To do: Output an exact reproduction of the data.

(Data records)

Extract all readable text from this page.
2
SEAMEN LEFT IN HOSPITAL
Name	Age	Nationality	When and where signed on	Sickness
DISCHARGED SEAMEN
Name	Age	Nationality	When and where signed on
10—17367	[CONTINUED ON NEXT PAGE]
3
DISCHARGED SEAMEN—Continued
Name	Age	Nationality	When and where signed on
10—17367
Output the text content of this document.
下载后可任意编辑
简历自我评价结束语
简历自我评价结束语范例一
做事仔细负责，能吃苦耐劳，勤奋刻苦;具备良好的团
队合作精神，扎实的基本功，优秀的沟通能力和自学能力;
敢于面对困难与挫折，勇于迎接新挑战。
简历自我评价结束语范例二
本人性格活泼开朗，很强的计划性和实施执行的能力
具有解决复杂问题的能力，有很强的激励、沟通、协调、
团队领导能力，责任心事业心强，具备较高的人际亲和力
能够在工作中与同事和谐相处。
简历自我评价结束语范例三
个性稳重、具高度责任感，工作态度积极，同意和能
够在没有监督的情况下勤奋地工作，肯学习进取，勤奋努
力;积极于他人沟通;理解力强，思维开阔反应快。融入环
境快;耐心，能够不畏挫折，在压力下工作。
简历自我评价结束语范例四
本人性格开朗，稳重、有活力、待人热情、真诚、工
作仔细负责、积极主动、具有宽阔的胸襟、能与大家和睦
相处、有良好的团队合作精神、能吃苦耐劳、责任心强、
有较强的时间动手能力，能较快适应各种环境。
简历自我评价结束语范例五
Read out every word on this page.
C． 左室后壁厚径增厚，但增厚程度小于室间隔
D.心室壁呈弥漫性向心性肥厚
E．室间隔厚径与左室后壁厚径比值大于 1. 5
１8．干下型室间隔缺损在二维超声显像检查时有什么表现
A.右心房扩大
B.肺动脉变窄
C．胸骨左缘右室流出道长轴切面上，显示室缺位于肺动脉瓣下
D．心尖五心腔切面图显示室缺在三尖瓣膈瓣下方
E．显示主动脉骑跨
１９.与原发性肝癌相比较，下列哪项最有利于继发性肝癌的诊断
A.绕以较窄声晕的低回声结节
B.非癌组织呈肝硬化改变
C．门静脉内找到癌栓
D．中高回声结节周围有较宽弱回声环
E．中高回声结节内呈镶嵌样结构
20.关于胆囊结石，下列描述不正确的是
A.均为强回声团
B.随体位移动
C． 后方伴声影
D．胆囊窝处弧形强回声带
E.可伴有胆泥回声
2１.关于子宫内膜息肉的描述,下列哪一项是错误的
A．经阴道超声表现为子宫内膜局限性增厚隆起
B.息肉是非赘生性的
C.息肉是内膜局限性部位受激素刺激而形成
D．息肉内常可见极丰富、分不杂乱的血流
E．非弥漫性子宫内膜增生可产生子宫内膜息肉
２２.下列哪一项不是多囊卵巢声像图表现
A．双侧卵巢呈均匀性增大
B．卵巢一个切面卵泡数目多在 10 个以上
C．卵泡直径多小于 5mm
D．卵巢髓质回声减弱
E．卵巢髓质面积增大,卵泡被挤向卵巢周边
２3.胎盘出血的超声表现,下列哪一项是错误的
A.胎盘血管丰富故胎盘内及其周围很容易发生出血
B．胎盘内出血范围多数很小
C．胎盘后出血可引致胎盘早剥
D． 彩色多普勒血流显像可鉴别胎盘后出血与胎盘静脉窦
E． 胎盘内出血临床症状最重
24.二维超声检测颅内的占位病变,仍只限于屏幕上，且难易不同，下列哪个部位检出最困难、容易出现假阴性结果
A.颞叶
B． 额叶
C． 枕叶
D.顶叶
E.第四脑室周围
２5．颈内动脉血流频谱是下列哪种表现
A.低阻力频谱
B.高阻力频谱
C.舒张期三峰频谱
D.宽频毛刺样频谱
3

Solved exercise:
Extract all readable text from this page.
2
SEAMEN LEFT IN HOSPITAL
Name	Age	Nationality	When and where signed on	Sickness
DISCHARGED SEAMEN
Name	Age	Nationality	When and where signed on
10—17367	[CONTINUED ON NEXT PAGE]
3
DISCHARGED SEAMEN—Continued
Name	Age	Nationality	When and where signed on
10—17367
Output the text content of this document.
下载后可任意编辑
简历自我评价结束语
简历自我评价结束语范例一
做事仔细负责，能吃苦耐劳，勤奋刻苦;具备良好的团
队合作精神，扎实的基本功，优秀的沟通能力和自学能力;
敢于面对困难与挫折，勇于迎接新挑战。
简历自我评价结束语范例二
本人性格活泼开朗，很强的计划性和实施执行的能力
具有解决复杂问题的能力，有很强的激励、沟通、协调、
团队领导能力，责任心事业心强，具备较高的人际亲和力
能够在工作中与同事和谐相处。
简历自我评价结束语范例三
个性稳重、具高度责任感，工作态度积极，同意和能
够在没有监督的情况下勤奋地工作，肯学习进取，勤奋努
力;积极于他人沟通;理解力强，思维开阔反应快。融入环
境快;耐心，能够不畏挫折，在压力下工作。
简历自我评价结束语范例四
本人性格开朗，稳重、有活力、待人热情、真诚、工
作仔细负责、积极主动、具有宽阔的胸襟、能与大家和睦
相处、有良好的团队合作精神、能吃苦耐劳、责任心强、
有较强的时间动手能力，能较快适应各种环境。
简历自我评价结束语范例五
Read out every word on this page.
C． 左室后壁厚径增厚，但增厚程度小于室间隔
D.心室壁呈弥漫性向心性肥厚
E．室间隔厚径与左室后壁厚径比值大于 1. 5
１8．干下型室间隔缺损在二维超声显像检查时有什么表现
A.右心房扩大
B.肺动脉变窄
C．胸骨左缘右室流出道长轴切面上，显示室缺位于肺动脉瓣下
D．心尖五心腔切面图显示室缺在三尖瓣膈瓣下方
E．显示主动脉骑跨
１９.与原发性肝癌相比较，下列哪项最有利于继发性肝癌的诊断
A.绕以较窄声晕的低回声结节
B.非癌组织呈肝硬化改变
C．门静脉内找到癌栓
D．中高回声结节周围有较宽弱回声环
E．中高回声结节内呈镶嵌样结构
20.关于胆囊结石，下列描述不正确的是
A.均为强回声团
B.随体位移动
C． 后方伴声影
D．胆囊窝处弧形强回声带
E.可伴有胆泥回声
2１.关于子宫内膜息肉的描述,下列哪一项是错误的
A．经阴道超声表现为子宫内膜局限性增厚隆起
B.息肉是非赘生性的
C.息肉是内膜局限性部位受激素刺激而形成
D．息肉内常可见极丰富、分不杂乱的血流
E．非弥漫性子宫内膜增生可产生子宫内膜息肉
２２.下列哪一项不是多囊卵巢声像图表现
A．双侧卵巢呈均匀性增大
B．卵巢一个切面卵泡数目多在 10 个以上
C．卵泡直径多小于 5mm
D．卵巢髓质回声减弱
E．卵巢髓质面积增大,卵泡被挤向卵巢周边
２3.胎盘出血的超声表现,下列哪一项是错误的
A.胎盘血管丰富故胎盘内及其周围很容易发生出血
B．胎盘内出血范围多数很小
C．胎盘后出血可引致胎盘早剥
D． 彩色多普勒血流显像可鉴别胎盘后出血与胎盘静脉窦
E． 胎盘内出血临床症状最重
24.二维超声检测颅内的占位病变,仍只限于屏幕上，且难易不同，下列哪个部位检出最困难、容易出现假阴性结果
A.颞叶
B． 额叶
C． 枕叶
D.顶叶
E.第四脑室周围
２5．颈内动脉血流频谱是下列哪种表现
A.低阻力频谱
B.高阻力频谱
C.舒张期三峰频谱
D.宽频毛刺样频谱
3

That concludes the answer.